(Stored records)

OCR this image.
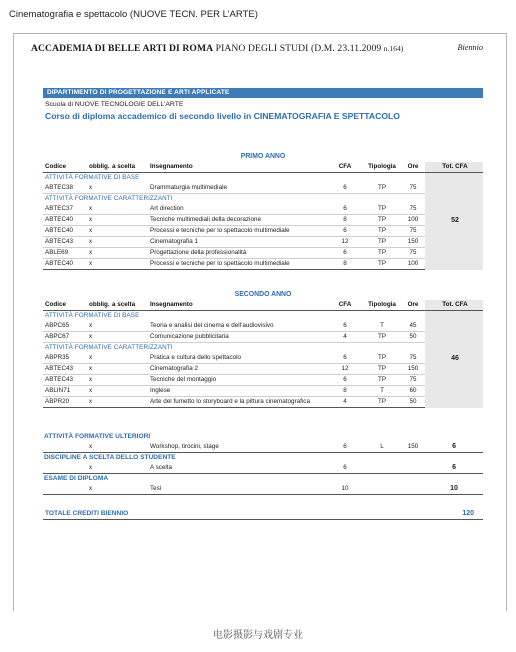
Cinematografia e spettacolo (NUOVE TECN. PER L’ARTE)
ACCADEMIA DI BELLE ARTI DI ROMA PIANO DEGLI STUDI (D.M. 23.11.2009 n.164)	Biennio
DIPARTIMENTO DI PROGETTAZIONE E ARTI APPLICATE
Scuola di NUOVE TECNOLOGIE DELL’ARTE
Corso di diploma accademico di secondo livello in CINEMATOGRAFIA E SPETTACOLO
PRIMO ANNO
Codice	obblig.	a scelta	Insegnamento	CFA	Tipologia	Ore	Tot. CFA
ATTIVITÀ FORMATIVE DI BASE							52
ABTEC38	x		Drammaturgia multimediale	6	TP	75	
ATTIVITÀ FORMATIVE CARATTERIZZANTI							
ABTEC37	x		Art direction	6	TP	75	
ABTEC40	x		Tecniche multimediali della decorazione	8	TP	100	
ABTEC40	x		Processi e tecniche per lo spettacolo multimediale	6	TP	75	
ABTEC43	x		Cinematografia 1	12	TP	150	
ABLE69	x		Progettazione della professionalità	6	TP	75	
ABTEC40	x		Processi e tecniche per lo spettacolo multimediale	8	TP	100	
SECONDO ANNO
Codice	obblig.	a scelta	Insegnamento	CFA	Tipologia	Ore	Tot. CFA
ATTIVITÀ FORMATIVE DI BASE							46
ABPC65	x		Teoria e analisi del cinema e dell’audiovisivo	6	T	45	
ABPC67	x		Comunicazione pubblicitaria	4	TP	50	
ATTIVITÀ FORMATIVE CARATTERIZZANTI							
ABPR35	x		Pratica e cultura dello spettacolo	6	TP	75	
ABTEC43	x		Cinematografia 2	12	TP	150	
ABTEC43	x		Tecniche del montaggio	6	TP	75	
ABLIN71	x		Inglese	8	T	60	
ABPR20	x		Arte del fumetto lo storyboard e la pittura cinematografica	4	TP	50	
ATTIVITÀ FORMATIVE ULTERIORI							
	x		Workshop, tirocini, stage	6	L	150	6
DISCIPLINE A SCELTA DELLO STUDENTE							
	x		A scelta	6			6
ESAME DI DIPLOMA							
	x		Tesi	10			10
TOTALE CREDITI BIENNIO	120
电影摄影与戏剧专业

→ **Short task**
Copy every line from the entries that contains the word "Processi".

→ **Written response**
ABTEC40	x		Processi e tecniche per lo spettacolo multimediale	6	TP	75	
ABTEC40	x		Processi e tecniche per lo spettacolo multimediale	8	TP	100	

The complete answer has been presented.